Set down the material below in full, matching it exactly.

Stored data
============================================================
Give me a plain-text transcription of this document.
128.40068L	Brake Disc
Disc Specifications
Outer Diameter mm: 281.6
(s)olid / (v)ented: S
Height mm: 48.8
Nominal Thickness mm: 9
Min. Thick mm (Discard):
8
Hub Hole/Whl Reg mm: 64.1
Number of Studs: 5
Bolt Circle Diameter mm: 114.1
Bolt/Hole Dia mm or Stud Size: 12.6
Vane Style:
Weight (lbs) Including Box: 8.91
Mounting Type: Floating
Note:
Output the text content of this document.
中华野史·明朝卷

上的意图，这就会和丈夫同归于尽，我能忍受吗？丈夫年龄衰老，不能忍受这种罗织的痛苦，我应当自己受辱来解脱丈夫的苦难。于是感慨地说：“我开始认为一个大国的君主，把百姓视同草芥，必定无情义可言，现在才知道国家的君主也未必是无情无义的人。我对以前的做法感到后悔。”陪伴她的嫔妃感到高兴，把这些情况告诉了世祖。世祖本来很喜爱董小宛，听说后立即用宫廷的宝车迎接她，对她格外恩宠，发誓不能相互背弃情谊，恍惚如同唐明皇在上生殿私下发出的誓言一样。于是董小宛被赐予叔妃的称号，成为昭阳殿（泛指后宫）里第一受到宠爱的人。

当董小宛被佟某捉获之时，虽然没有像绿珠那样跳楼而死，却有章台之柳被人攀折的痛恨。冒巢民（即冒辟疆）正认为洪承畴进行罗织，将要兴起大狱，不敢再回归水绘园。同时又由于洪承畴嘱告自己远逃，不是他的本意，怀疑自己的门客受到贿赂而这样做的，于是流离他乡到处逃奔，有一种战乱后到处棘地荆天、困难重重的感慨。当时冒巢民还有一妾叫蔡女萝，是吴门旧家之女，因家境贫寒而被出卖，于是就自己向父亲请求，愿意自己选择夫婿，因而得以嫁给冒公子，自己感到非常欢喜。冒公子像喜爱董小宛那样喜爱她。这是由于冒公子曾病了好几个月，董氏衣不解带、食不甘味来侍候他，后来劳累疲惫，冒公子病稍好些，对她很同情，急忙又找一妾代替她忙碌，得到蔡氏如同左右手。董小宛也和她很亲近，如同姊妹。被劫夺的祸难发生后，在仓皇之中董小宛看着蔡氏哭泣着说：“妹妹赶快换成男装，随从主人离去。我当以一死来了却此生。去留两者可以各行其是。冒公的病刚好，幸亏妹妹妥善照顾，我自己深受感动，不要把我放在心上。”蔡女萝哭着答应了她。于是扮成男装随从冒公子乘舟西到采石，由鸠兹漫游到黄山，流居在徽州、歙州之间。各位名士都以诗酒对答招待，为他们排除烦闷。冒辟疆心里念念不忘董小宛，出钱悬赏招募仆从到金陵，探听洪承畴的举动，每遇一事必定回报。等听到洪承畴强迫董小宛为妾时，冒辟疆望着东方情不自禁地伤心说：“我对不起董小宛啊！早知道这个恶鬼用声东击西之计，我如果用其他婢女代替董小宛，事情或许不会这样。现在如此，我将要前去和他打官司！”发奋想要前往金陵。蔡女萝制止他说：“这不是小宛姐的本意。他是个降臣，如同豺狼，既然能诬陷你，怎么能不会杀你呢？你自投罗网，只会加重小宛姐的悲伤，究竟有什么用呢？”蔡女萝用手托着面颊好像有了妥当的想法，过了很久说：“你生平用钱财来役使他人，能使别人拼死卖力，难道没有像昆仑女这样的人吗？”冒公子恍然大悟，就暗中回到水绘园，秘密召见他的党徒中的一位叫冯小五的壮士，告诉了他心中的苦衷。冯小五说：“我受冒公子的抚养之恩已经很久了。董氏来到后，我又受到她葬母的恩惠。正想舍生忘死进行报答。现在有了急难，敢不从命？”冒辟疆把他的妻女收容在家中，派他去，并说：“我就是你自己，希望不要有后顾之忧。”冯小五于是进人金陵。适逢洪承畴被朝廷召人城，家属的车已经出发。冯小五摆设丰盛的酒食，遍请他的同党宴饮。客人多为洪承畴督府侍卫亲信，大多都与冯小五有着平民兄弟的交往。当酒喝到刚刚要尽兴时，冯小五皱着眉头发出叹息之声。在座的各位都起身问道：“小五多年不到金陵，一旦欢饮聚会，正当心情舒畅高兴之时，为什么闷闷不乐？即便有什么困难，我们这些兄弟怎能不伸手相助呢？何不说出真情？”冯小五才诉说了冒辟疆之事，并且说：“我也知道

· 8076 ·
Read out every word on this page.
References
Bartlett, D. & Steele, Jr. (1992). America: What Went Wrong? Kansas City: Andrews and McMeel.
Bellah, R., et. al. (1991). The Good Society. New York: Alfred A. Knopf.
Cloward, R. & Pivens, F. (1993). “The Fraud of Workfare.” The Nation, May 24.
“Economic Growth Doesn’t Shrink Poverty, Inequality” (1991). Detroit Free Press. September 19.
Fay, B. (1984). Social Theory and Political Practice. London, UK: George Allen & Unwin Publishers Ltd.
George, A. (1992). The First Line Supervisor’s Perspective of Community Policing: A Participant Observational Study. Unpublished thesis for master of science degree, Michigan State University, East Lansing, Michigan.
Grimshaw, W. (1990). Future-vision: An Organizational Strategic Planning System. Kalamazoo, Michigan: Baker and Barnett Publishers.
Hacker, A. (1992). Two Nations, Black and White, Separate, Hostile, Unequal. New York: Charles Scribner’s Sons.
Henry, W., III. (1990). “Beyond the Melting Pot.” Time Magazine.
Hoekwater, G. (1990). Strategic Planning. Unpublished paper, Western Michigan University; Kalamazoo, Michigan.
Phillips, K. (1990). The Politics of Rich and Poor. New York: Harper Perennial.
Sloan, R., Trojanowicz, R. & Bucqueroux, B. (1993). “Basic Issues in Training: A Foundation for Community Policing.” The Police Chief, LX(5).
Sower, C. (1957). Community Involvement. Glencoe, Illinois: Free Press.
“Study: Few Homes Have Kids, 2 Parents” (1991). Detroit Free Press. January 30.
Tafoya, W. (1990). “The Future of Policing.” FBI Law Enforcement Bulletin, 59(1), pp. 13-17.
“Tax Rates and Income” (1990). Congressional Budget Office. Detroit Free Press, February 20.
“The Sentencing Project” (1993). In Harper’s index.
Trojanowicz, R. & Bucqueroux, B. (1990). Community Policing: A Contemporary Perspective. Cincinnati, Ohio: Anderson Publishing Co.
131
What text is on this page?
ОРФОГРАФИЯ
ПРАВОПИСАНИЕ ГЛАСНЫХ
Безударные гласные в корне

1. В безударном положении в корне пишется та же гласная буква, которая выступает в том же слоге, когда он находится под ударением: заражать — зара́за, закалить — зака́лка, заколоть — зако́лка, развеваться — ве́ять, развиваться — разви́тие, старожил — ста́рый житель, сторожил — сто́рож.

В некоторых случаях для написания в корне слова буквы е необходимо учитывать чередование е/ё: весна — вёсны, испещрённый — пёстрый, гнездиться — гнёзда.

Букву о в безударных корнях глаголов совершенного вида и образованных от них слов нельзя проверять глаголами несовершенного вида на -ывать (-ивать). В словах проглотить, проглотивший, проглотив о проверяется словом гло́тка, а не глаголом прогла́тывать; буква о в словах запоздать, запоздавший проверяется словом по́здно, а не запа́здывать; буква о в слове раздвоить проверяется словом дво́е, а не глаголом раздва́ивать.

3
============================================================
SOLUTION TO THIS TASK
Give me a plain-text transcription of this document.
128.40068L	Brake Disc
Disc Specifications
Outer Diameter mm: 281.6
(s)olid / (v)ented: S
Height mm: 48.8
Nominal Thickness mm: 9
Min. Thick mm (Discard):
8
Hub Hole/Whl Reg mm: 64.1
Number of Studs: 5
Bolt Circle Diameter mm: 114.1
Bolt/Hole Dia mm or Stud Size: 12.6
Vane Style:
Weight (lbs) Including Box: 8.91
Mounting Type: Floating
Note:
Output the text content of this document.
中华野史·明朝卷

上的意图，这就会和丈夫同归于尽，我能忍受吗？丈夫年龄衰老，不能忍受这种罗织的痛苦，我应当自己受辱来解脱丈夫的苦难。于是感慨地说：“我开始认为一个大国的君主，把百姓视同草芥，必定无情义可言，现在才知道国家的君主也未必是无情无义的人。我对以前的做法感到后悔。”陪伴她的嫔妃感到高兴，把这些情况告诉了世祖。世祖本来很喜爱董小宛，听说后立即用宫廷的宝车迎接她，对她格外恩宠，发誓不能相互背弃情谊，恍惚如同唐明皇在上生殿私下发出的誓言一样。于是董小宛被赐予叔妃的称号，成为昭阳殿（泛指后宫）里第一受到宠爱的人。

当董小宛被佟某捉获之时，虽然没有像绿珠那样跳楼而死，却有章台之柳被人攀折的痛恨。冒巢民（即冒辟疆）正认为洪承畴进行罗织，将要兴起大狱，不敢再回归水绘园。同时又由于洪承畴嘱告自己远逃，不是他的本意，怀疑自己的门客受到贿赂而这样做的，于是流离他乡到处逃奔，有一种战乱后到处棘地荆天、困难重重的感慨。当时冒巢民还有一妾叫蔡女萝，是吴门旧家之女，因家境贫寒而被出卖，于是就自己向父亲请求，愿意自己选择夫婿，因而得以嫁给冒公子，自己感到非常欢喜。冒公子像喜爱董小宛那样喜爱她。这是由于冒公子曾病了好几个月，董氏衣不解带、食不甘味来侍候他，后来劳累疲惫，冒公子病稍好些，对她很同情，急忙又找一妾代替她忙碌，得到蔡氏如同左右手。董小宛也和她很亲近，如同姊妹。被劫夺的祸难发生后，在仓皇之中董小宛看着蔡氏哭泣着说：“妹妹赶快换成男装，随从主人离去。我当以一死来了却此生。去留两者可以各行其是。冒公的病刚好，幸亏妹妹妥善照顾，我自己深受感动，不要把我放在心上。”蔡女萝哭着答应了她。于是扮成男装随从冒公子乘舟西到采石，由鸠兹漫游到黄山，流居在徽州、歙州之间。各位名士都以诗酒对答招待，为他们排除烦闷。冒辟疆心里念念不忘董小宛，出钱悬赏招募仆从到金陵，探听洪承畴的举动，每遇一事必定回报。等听到洪承畴强迫董小宛为妾时，冒辟疆望着东方情不自禁地伤心说：“我对不起董小宛啊！早知道这个恶鬼用声东击西之计，我如果用其他婢女代替董小宛，事情或许不会这样。现在如此，我将要前去和他打官司！”发奋想要前往金陵。蔡女萝制止他说：“这不是小宛姐的本意。他是个降臣，如同豺狼，既然能诬陷你，怎么能不会杀你呢？你自投罗网，只会加重小宛姐的悲伤，究竟有什么用呢？”蔡女萝用手托着面颊好像有了妥当的想法，过了很久说：“你生平用钱财来役使他人，能使别人拼死卖力，难道没有像昆仑女这样的人吗？”冒公子恍然大悟，就暗中回到水绘园，秘密召见他的党徒中的一位叫冯小五的壮士，告诉了他心中的苦衷。冯小五说：“我受冒公子的抚养之恩已经很久了。董氏来到后，我又受到她葬母的恩惠。正想舍生忘死进行报答。现在有了急难，敢不从命？”冒辟疆把他的妻女收容在家中，派他去，并说：“我就是你自己，希望不要有后顾之忧。”冯小五于是进人金陵。适逢洪承畴被朝廷召人城，家属的车已经出发。冯小五摆设丰盛的酒食，遍请他的同党宴饮。客人多为洪承畴督府侍卫亲信，大多都与冯小五有着平民兄弟的交往。当酒喝到刚刚要尽兴时，冯小五皱着眉头发出叹息之声。在座的各位都起身问道：“小五多年不到金陵，一旦欢饮聚会，正当心情舒畅高兴之时，为什么闷闷不乐？即便有什么困难，我们这些兄弟怎能不伸手相助呢？何不说出真情？”冯小五才诉说了冒辟疆之事，并且说：“我也知道

· 8076 ·
Read out every word on this page.
References
Bartlett, D. & Steele, Jr. (1992). America: What Went Wrong? Kansas City: Andrews and McMeel.
Bellah, R., et. al. (1991). The Good Society. New York: Alfred A. Knopf.
Cloward, R. & Pivens, F. (1993). “The Fraud of Workfare.” The Nation, May 24.
“Economic Growth Doesn’t Shrink Poverty, Inequality” (1991). Detroit Free Press. September 19.
Fay, B. (1984). Social Theory and Political Practice. London, UK: George Allen & Unwin Publishers Ltd.
George, A. (1992). The First Line Supervisor’s Perspective of Community Policing: A Participant Observational Study. Unpublished thesis for master of science degree, Michigan State University, East Lansing, Michigan.
Grimshaw, W. (1990). Future-vision: An Organizational Strategic Planning System. Kalamazoo, Michigan: Baker and Barnett Publishers.
Hacker, A. (1992). Two Nations, Black and White, Separate, Hostile, Unequal. New York: Charles Scribner’s Sons.
Henry, W., III. (1990). “Beyond the Melting Pot.” Time Magazine.
Hoekwater, G. (1990). Strategic Planning. Unpublished paper, Western Michigan University; Kalamazoo, Michigan.
Phillips, K. (1990). The Politics of Rich and Poor. New York: Harper Perennial.
Sloan, R., Trojanowicz, R. & Bucqueroux, B. (1993). “Basic Issues in Training: A Foundation for Community Policing.” The Police Chief, LX(5).
Sower, C. (1957). Community Involvement. Glencoe, Illinois: Free Press.
“Study: Few Homes Have Kids, 2 Parents” (1991). Detroit Free Press. January 30.
Tafoya, W. (1990). “The Future of Policing.” FBI Law Enforcement Bulletin, 59(1), pp. 13-17.
“Tax Rates and Income” (1990). Congressional Budget Office. Detroit Free Press, February 20.
“The Sentencing Project” (1993). In Harper’s index.
Trojanowicz, R. & Bucqueroux, B. (1990). Community Policing: A Contemporary Perspective. Cincinnati, Ohio: Anderson Publishing Co.
131
What text is on this page?
ОРФОГРАФИЯ
ПРАВОПИСАНИЕ ГЛАСНЫХ
Безударные гласные в корне

1. В безударном положении в корне пишется та же гласная буква, которая выступает в том же слоге, когда он находится под ударением: заражать — зара́за, закалить — зака́лка, заколоть — зако́лка, развеваться — ве́ять, развиваться — разви́тие, старожил — ста́рый житель, сторожил — сто́рож.

В некоторых случаях для написания в корне слова буквы е необходимо учитывать чередование е/ё: весна — вёсны, испещрённый — пёстрый, гнездиться — гнёзда.

Букву о в безударных корнях глаголов совершенного вида и образованных от них слов нельзя проверять глаголами несовершенного вида на -ывать (-ивать). В словах проглотить, проглотивший, проглотив о проверяется словом гло́тка, а не глаголом прогла́тывать; буква о в словах запоздать, запоздавший проверяется словом по́здно, а не запа́здывать; буква о в слове раздвоить проверяется словом дво́е, а не глаголом раздва́ивать.

3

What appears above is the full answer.